• [AVAILABLE DATA]:
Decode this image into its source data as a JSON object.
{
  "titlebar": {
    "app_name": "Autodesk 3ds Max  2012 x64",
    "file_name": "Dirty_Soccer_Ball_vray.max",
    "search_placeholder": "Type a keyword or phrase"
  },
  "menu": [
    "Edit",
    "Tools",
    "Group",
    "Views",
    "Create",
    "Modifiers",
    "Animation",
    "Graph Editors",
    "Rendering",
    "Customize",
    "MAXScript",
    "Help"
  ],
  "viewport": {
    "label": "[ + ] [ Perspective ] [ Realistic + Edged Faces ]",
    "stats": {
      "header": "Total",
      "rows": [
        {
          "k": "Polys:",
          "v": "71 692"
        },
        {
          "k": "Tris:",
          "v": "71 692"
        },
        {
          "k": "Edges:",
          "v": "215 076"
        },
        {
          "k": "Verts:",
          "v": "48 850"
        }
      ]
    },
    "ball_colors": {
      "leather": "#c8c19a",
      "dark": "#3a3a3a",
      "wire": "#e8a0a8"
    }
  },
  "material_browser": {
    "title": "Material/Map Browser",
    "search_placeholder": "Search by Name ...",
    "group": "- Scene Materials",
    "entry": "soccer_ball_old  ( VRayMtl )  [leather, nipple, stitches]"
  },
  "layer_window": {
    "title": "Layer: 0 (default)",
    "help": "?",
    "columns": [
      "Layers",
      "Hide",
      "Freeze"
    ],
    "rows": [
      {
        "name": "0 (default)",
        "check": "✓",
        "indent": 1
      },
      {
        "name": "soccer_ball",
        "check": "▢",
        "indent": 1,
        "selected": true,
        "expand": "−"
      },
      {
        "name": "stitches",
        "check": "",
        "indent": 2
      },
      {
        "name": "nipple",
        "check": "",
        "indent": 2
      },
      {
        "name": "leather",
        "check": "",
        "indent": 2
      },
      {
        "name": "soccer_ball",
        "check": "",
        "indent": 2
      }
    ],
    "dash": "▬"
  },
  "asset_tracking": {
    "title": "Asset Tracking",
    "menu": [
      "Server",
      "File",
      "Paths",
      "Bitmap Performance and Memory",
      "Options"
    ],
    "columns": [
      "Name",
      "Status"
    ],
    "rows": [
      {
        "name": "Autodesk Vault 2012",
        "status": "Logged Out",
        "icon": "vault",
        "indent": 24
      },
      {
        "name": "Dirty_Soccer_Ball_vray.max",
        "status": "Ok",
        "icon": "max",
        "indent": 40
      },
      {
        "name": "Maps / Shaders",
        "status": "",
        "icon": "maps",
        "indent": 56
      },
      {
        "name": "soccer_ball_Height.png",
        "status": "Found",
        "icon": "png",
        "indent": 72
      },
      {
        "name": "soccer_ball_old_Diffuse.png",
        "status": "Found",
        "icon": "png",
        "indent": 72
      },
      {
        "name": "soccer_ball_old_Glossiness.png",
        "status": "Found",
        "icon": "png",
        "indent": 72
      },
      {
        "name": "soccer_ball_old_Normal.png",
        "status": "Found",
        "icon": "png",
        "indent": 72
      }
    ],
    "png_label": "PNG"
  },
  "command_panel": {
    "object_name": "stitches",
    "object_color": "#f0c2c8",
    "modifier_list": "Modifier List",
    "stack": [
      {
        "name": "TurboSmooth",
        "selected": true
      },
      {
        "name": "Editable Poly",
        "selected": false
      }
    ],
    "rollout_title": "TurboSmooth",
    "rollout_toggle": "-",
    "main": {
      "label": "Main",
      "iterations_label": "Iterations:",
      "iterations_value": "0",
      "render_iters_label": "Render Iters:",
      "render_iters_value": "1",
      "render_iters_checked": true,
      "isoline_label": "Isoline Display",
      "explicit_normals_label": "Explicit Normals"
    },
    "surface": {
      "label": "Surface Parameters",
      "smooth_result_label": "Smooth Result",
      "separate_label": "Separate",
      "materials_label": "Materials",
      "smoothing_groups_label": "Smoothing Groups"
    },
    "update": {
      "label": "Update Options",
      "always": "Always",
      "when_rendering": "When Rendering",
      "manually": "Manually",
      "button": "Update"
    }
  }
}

• [GIVEN INSTRUCTION]:
Repeat each record in full; every line must match exactly.

• [ANSWER BELOW]:
Decode this image into its source data as a JSON object.
{
  "titlebar": {
    "app_name": "Autodesk 3ds Max  2012 x64",
    "file_name": "Dirty_Soccer_Ball_vray.max",
    "search_placeholder": "Type a keyword or phrase"
  },
  "menu": [
    "Edit",
    "Tools",
    "Group",
    "Views",
    "Create",
    "Modifiers",
    "Animation",
    "Graph Editors",
    "Rendering",
    "Customize",
    "MAXScript",
    "Help"
  ],
  "viewport": {
    "label": "[ + ] [ Perspective ] [ Realistic + Edged Faces ]",
    "stats": {
      "header": "Total",
      "rows": [
        {
          "k": "Polys:",
          "v": "71 692"
        },
        {
          "k": "Tris:",
          "v": "71 692"
        },
        {
          "k": "Edges:",
          "v": "215 076"
        },
        {
          "k": "Verts:",
          "v": "48 850"
        }
      ]
    },
    "ball_colors": {
      "leather": "#c8c19a",
      "dark": "#3a3a3a",
      "wire": "#e8a0a8"
    }
  },
  "material_browser": {
    "title": "Material/Map Browser",
    "search_placeholder": "Search by Name ...",
    "group": "- Scene Materials",
    "entry": "soccer_ball_old  ( VRayMtl )  [leather, nipple, stitches]"
  },
  "layer_window": {
    "title": "Layer: 0 (default)",
    "help": "?",
    "columns": [
      "Layers",
      "Hide",
      "Freeze"
    ],
    "rows": [
      {
        "name": "0 (default)",
        "check": "✓",
        "indent": 1
      },
      {
        "name": "soccer_ball",
        "check": "▢",
        "indent": 1,
        "selected": true,
        "expand": "−"
      },
      {
        "name": "stitches",
        "check": "",
        "indent": 2
      },
      {
        "name": "nipple",
        "check": "",
        "indent": 2
      },
      {
        "name": "leather",
        "check": "",
        "indent": 2
      },
      {
        "name": "soccer_ball",
        "check": "",
        "indent": 2
      }
    ],
    "dash": "▬"
  },
  "asset_tracking": {
    "title": "Asset Tracking",
    "menu": [
      "Server",
      "File",
      "Paths",
      "Bitmap Performance and Memory",
      "Options"
    ],
    "columns": [
      "Name",
      "Status"
    ],
    "rows": [
      {
        "name": "Autodesk Vault 2012",
        "status": "Logged Out",
        "icon": "vault",
        "indent": 24
      },
      {
        "name": "Dirty_Soccer_Ball_vray.max",
        "status": "Ok",
        "icon": "max",
        "indent": 40
      },
      {
        "name": "Maps / Shaders",
        "status": "",
        "icon": "maps",
        "indent": 56
      },
      {
        "name": "soccer_ball_Height.png",
        "status": "Found",
        "icon": "png",
        "indent": 72
      },
      {
        "name": "soccer_ball_old_Diffuse.png",
        "status": "Found",
        "icon": "png",
        "indent": 72
      },
      {
        "name": "soccer_ball_old_Glossiness.png",
        "status": "Found",
        "icon": "png",
        "indent": 72
      },
      {
        "name": "soccer_ball_old_Normal.png",
        "status": "Found",
        "icon": "png",
        "indent": 72
      }
    ],
    "png_label": "PNG"
  },
  "command_panel": {
    "object_name": "stitches",
    "object_color": "#f0c2c8",
    "modifier_list": "Modifier List",
    "stack": [
      {
        "name": "TurboSmooth",
        "selected": true
      },
      {
        "name": "Editable Poly",
        "selected": false
      }
    ],
    "rollout_title": "TurboSmooth",
    "rollout_toggle": "-",
    "main": {
      "label": "Main",
      "iterations_label": "Iterations:",
      "iterations_value": "0",
      "render_iters_label": "Render Iters:",
      "render_iters_value": "1",
      "render_iters_checked": true,
      "isoline_label": "Isoline Display",
      "explicit_normals_label": "Explicit Normals"
    },
    "surface": {
      "label": "Surface Parameters",
      "smooth_result_label": "Smooth Result",
      "separate_label": "Separate",
      "materials_label": "Materials",
      "smoothing_groups_label": "Smoothing Groups"
    },
    "update": {
      "label": "Update Options",
      "always": "Always",
      "when_rendering": "When Rendering",
      "manually": "Manually",
      "button": "Update"
    }
  }
}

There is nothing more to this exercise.